## What the task asks
What lines in the listing below hold the string "name"? Please copy them out.

## Study material
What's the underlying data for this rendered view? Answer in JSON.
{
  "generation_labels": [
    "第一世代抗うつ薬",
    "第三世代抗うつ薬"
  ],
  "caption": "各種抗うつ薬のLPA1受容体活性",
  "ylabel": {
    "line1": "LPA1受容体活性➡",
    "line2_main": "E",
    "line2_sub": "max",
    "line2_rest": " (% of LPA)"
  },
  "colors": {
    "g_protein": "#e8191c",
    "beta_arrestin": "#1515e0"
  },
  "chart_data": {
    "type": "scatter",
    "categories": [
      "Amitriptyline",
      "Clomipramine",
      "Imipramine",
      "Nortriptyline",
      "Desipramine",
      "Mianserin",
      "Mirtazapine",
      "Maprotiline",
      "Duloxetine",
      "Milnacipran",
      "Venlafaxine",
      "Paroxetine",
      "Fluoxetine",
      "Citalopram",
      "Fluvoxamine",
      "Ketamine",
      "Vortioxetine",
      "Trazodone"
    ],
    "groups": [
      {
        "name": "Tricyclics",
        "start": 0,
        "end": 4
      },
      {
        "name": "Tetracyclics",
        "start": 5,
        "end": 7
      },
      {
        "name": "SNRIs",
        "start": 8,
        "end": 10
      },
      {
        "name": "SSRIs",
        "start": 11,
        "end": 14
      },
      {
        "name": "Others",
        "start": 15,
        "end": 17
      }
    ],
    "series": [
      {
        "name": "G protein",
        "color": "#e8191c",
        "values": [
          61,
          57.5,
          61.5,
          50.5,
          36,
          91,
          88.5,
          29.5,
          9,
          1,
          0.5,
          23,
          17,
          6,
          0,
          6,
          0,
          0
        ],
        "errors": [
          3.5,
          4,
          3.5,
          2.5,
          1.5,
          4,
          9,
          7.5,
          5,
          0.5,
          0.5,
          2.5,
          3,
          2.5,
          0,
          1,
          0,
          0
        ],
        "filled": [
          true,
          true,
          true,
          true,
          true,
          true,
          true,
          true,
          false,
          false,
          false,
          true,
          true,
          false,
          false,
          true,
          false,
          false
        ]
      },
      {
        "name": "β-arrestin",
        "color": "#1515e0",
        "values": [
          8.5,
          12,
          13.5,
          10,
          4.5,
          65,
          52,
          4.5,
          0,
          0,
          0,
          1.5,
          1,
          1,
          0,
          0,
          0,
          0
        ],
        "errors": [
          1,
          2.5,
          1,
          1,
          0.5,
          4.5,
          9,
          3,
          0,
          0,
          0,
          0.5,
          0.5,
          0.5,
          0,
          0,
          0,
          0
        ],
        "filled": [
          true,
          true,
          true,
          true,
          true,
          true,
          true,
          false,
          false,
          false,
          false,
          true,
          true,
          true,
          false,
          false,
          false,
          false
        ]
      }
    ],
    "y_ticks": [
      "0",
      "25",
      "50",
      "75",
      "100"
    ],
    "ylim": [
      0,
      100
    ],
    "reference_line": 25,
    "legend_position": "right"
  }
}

## Answer for the task
        "name": "Tricyclics",
        "name": "Tetracyclics",
        "name": "SNRIs",
        "name": "SSRIs",
        "name": "Others",
        "name": "G protein",
        "name": "β-arrestin",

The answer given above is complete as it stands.